## begin RECORD SET

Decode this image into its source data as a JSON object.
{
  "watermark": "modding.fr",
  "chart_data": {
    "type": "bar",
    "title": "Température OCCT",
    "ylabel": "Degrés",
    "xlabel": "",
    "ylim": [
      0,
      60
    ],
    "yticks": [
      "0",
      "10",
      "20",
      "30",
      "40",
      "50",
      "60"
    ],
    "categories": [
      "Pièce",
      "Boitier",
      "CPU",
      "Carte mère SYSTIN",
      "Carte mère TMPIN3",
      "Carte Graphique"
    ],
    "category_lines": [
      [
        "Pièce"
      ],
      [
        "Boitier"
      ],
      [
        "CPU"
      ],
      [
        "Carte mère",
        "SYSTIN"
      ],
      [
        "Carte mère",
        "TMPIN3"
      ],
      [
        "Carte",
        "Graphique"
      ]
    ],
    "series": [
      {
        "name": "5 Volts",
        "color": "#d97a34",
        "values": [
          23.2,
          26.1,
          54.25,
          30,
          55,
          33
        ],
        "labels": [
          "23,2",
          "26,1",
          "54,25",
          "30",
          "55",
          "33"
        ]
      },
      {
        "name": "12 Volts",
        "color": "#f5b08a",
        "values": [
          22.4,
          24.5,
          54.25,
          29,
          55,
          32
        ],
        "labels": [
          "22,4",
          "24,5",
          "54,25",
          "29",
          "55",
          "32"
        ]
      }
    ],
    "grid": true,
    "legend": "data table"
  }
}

## end RECORD SET

__EXERCISE BRIEF__
In the entries above, identify every line with the word "Carte". Copy those lines.

__FULL RESPONSE__
      "Carte mère SYSTIN",
      "Carte mère TMPIN3",
      "Carte Graphique"
        "Carte mère",
        "Carte mère",
        "Carte",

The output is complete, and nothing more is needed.